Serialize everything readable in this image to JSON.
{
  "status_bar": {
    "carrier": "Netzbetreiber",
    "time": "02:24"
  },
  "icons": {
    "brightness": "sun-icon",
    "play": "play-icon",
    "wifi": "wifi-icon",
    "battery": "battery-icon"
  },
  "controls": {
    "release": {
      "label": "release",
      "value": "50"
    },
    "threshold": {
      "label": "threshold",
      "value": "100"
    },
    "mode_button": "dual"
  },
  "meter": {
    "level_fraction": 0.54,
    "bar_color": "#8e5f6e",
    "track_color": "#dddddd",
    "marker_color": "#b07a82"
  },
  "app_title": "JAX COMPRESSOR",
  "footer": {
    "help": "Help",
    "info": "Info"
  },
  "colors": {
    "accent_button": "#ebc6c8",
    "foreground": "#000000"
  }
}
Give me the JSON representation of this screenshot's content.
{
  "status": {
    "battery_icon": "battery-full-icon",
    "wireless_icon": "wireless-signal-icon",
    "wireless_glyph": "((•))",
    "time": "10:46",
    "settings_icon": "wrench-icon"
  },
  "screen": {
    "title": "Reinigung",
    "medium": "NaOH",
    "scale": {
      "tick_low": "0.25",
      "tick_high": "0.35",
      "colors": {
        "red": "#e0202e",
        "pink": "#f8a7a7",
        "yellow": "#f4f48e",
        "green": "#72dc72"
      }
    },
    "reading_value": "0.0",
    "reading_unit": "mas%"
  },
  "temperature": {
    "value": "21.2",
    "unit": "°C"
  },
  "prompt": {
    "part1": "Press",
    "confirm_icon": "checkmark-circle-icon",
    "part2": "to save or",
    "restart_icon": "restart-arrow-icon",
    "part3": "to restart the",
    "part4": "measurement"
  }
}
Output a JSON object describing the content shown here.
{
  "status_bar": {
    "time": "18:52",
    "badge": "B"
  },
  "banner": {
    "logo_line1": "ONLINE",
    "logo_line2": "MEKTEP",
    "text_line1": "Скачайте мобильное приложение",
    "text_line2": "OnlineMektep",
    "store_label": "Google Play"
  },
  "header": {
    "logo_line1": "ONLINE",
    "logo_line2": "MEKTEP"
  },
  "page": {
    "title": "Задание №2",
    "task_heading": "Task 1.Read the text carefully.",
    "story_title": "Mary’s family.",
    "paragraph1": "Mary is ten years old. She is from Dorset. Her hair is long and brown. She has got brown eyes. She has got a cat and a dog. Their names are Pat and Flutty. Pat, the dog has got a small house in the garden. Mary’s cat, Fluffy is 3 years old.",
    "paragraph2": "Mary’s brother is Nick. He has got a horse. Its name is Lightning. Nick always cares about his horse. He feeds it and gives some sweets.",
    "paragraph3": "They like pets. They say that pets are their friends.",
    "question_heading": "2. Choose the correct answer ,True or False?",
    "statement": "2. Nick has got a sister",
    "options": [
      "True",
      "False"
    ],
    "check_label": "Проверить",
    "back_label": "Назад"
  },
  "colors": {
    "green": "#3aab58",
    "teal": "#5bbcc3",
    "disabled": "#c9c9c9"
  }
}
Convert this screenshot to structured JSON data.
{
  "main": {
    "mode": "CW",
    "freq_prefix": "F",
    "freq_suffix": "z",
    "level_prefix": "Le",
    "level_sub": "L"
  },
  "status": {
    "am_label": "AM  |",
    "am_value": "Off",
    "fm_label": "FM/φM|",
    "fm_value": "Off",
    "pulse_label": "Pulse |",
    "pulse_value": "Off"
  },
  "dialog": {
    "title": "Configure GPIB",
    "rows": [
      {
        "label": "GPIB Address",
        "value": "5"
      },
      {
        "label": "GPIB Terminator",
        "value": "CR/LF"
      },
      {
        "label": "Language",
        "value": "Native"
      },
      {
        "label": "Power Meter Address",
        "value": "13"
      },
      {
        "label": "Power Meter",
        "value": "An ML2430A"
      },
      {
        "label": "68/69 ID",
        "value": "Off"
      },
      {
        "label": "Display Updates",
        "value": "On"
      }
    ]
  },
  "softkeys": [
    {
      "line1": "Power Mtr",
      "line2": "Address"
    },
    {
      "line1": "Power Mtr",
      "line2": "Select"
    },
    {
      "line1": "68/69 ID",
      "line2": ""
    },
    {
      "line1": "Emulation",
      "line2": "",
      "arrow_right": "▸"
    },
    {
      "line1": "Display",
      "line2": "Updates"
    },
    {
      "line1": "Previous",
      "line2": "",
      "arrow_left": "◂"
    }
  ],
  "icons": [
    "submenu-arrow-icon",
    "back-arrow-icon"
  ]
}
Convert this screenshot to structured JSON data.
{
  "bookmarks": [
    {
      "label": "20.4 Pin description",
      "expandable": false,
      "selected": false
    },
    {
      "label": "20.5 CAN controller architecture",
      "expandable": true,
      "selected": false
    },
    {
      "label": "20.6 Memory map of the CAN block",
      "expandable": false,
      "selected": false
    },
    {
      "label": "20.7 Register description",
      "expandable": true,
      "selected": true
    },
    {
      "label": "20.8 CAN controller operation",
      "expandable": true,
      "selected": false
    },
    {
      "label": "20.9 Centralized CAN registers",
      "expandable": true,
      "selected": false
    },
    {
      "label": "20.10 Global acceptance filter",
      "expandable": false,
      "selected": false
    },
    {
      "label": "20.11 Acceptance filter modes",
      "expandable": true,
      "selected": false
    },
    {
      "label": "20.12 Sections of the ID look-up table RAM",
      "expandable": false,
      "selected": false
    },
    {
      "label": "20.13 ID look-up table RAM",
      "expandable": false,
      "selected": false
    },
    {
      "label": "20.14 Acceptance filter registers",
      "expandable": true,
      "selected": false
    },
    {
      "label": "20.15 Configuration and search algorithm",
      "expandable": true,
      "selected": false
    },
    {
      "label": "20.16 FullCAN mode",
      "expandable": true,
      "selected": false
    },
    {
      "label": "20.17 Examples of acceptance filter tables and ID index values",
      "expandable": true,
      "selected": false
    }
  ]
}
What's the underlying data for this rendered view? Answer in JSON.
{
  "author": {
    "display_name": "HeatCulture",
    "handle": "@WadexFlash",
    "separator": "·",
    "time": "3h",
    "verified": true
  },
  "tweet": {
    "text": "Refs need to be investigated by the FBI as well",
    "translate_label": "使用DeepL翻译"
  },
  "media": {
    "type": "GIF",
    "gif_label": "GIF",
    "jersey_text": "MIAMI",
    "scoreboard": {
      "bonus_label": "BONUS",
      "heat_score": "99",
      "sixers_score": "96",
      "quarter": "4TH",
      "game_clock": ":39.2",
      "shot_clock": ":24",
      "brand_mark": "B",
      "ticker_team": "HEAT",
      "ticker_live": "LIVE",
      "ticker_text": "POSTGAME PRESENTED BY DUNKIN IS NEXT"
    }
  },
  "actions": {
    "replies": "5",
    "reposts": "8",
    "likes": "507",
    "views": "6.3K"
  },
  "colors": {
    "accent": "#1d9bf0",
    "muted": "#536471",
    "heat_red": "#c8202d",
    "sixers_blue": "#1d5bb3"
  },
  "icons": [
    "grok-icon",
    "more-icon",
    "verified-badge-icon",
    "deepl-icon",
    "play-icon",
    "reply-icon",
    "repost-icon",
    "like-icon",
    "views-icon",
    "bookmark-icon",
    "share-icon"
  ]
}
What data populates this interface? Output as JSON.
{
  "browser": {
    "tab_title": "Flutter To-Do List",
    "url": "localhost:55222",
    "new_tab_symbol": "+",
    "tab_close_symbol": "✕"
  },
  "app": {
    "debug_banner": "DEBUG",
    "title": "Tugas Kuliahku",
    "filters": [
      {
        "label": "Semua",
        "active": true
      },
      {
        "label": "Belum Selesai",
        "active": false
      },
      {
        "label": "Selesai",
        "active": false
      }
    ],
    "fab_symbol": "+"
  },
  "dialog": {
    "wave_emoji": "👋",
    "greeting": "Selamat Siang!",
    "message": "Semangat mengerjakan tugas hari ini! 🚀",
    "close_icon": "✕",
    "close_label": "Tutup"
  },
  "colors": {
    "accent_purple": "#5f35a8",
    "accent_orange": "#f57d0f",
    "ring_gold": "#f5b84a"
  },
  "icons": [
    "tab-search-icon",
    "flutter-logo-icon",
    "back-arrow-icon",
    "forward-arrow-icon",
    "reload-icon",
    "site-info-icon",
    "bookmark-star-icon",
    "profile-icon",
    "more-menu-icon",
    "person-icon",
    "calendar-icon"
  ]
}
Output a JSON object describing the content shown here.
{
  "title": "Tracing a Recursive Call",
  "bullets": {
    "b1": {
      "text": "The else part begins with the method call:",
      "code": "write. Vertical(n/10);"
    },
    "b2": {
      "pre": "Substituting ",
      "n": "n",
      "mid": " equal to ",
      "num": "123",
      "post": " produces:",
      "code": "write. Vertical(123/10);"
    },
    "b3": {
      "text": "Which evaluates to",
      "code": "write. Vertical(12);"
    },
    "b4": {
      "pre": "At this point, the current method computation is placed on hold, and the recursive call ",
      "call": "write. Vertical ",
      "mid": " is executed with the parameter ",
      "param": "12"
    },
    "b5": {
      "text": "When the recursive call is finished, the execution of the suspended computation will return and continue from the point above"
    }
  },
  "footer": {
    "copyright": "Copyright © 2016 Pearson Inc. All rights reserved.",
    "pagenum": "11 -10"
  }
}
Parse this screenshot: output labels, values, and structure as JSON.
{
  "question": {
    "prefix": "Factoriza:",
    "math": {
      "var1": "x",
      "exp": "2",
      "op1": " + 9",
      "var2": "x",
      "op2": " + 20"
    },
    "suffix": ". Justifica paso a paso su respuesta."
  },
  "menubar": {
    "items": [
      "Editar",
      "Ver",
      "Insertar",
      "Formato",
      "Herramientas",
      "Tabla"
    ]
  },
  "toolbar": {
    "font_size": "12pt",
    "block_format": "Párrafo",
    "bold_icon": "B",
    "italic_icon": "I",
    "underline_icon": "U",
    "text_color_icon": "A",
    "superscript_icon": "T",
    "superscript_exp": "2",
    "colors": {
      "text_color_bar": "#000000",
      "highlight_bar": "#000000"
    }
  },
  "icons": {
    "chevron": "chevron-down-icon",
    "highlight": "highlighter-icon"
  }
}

◆ WHAT IS ASKED ◆
Extract each line holding the word "GPIB" from the records.

◆ RESPONSE TO THE TASK ◆
    "title": "Configure GPIB",
        "label": "GPIB Address",
        "label": "GPIB Terminator",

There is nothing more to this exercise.